======== LISTED ENTRIES ========

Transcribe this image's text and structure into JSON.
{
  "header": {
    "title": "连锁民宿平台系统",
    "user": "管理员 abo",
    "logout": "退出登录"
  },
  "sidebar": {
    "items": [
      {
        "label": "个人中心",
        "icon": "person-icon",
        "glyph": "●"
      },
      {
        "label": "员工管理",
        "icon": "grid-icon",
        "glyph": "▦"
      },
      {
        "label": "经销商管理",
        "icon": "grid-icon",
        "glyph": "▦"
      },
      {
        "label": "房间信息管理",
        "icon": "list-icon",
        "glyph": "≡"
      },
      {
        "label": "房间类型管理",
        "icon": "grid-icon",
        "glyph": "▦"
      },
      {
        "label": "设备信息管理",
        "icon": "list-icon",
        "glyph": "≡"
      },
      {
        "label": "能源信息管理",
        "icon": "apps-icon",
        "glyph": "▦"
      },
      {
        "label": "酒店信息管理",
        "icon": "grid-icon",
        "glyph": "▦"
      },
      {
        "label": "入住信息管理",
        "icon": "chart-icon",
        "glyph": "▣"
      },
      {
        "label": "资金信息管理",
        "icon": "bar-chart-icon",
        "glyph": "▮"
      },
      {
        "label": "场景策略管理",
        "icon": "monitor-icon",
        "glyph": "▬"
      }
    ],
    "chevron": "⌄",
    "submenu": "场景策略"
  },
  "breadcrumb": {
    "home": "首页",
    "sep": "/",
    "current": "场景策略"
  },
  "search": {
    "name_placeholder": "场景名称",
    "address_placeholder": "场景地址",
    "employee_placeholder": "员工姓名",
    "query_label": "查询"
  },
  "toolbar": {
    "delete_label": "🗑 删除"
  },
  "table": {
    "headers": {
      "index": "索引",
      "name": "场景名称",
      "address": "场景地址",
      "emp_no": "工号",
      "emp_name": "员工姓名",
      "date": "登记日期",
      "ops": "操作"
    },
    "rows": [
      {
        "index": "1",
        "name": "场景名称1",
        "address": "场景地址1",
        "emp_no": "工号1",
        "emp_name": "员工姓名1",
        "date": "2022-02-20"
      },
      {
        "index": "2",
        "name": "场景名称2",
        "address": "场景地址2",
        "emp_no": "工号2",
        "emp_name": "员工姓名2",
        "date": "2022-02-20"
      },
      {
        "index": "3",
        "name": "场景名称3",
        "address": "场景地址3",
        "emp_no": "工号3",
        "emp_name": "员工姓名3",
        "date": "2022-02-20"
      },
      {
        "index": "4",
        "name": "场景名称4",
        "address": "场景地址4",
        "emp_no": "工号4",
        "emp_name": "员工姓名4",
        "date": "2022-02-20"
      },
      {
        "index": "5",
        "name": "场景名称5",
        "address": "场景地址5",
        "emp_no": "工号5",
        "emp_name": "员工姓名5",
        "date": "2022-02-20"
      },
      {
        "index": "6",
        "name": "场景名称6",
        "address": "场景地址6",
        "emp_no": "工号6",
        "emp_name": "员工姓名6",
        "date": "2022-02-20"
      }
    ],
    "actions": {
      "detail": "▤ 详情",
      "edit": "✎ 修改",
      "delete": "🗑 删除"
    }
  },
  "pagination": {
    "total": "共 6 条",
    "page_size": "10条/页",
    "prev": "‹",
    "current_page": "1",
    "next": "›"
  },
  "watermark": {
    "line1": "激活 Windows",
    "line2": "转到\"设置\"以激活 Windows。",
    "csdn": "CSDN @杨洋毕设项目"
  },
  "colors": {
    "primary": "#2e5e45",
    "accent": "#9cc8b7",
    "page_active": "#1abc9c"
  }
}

========

WHAT IS EXPECTED
Output the listing above exactly as it appears.

RESPONSE TO THIS EXERCISE
Transcribe this image's text and structure into JSON.
{
  "header": {
    "title": "连锁民宿平台系统",
    "user": "管理员 abo",
    "logout": "退出登录"
  },
  "sidebar": {
    "items": [
      {
        "label": "个人中心",
        "icon": "person-icon",
        "glyph": "●"
      },
      {
        "label": "员工管理",
        "icon": "grid-icon",
        "glyph": "▦"
      },
      {
        "label": "经销商管理",
        "icon": "grid-icon",
        "glyph": "▦"
      },
      {
        "label": "房间信息管理",
        "icon": "list-icon",
        "glyph": "≡"
      },
      {
        "label": "房间类型管理",
        "icon": "grid-icon",
        "glyph": "▦"
      },
      {
        "label": "设备信息管理",
        "icon": "list-icon",
        "glyph": "≡"
      },
      {
        "label": "能源信息管理",
        "icon": "apps-icon",
        "glyph": "▦"
      },
      {
        "label": "酒店信息管理",
        "icon": "grid-icon",
        "glyph": "▦"
      },
      {
        "label": "入住信息管理",
        "icon": "chart-icon",
        "glyph": "▣"
      },
      {
        "label": "资金信息管理",
        "icon": "bar-chart-icon",
        "glyph": "▮"
      },
      {
        "label": "场景策略管理",
        "icon": "monitor-icon",
        "glyph": "▬"
      }
    ],
    "chevron": "⌄",
    "submenu": "场景策略"
  },
  "breadcrumb": {
    "home": "首页",
    "sep": "/",
    "current": "场景策略"
  },
  "search": {
    "name_placeholder": "场景名称",
    "address_placeholder": "场景地址",
    "employee_placeholder": "员工姓名",
    "query_label": "查询"
  },
  "toolbar": {
    "delete_label": "🗑 删除"
  },
  "table": {
    "headers": {
      "index": "索引",
      "name": "场景名称",
      "address": "场景地址",
      "emp_no": "工号",
      "emp_name": "员工姓名",
      "date": "登记日期",
      "ops": "操作"
    },
    "rows": [
      {
        "index": "1",
        "name": "场景名称1",
        "address": "场景地址1",
        "emp_no": "工号1",
        "emp_name": "员工姓名1",
        "date": "2022-02-20"
      },
      {
        "index": "2",
        "name": "场景名称2",
        "address": "场景地址2",
        "emp_no": "工号2",
        "emp_name": "员工姓名2",
        "date": "2022-02-20"
      },
      {
        "index": "3",
        "name": "场景名称3",
        "address": "场景地址3",
        "emp_no": "工号3",
        "emp_name": "员工姓名3",
        "date": "2022-02-20"
      },
      {
        "index": "4",
        "name": "场景名称4",
        "address": "场景地址4",
        "emp_no": "工号4",
        "emp_name": "员工姓名4",
        "date": "2022-02-20"
      },
      {
        "index": "5",
        "name": "场景名称5",
        "address": "场景地址5",
        "emp_no": "工号5",
        "emp_name": "员工姓名5",
        "date": "2022-02-20"
      },
      {
        "index": "6",
        "name": "场景名称6",
        "address": "场景地址6",
        "emp_no": "工号6",
        "emp_name": "员工姓名6",
        "date": "2022-02-20"
      }
    ],
    "actions": {
      "detail": "▤ 详情",
      "edit": "✎ 修改",
      "delete": "🗑 删除"
    }
  },
  "pagination": {
    "total": "共 6 条",
    "page_size": "10条/页",
    "prev": "‹",
    "current_page": "1",
    "next": "›"
  },
  "watermark": {
    "line1": "激活 Windows",
    "line2": "转到\"设置\"以激活 Windows。",
    "csdn": "CSDN @杨洋毕设项目"
  },
  "colors": {
    "primary": "#2e5e45",
    "accent": "#9cc8b7",
    "page_active": "#1abc9c"
  }
}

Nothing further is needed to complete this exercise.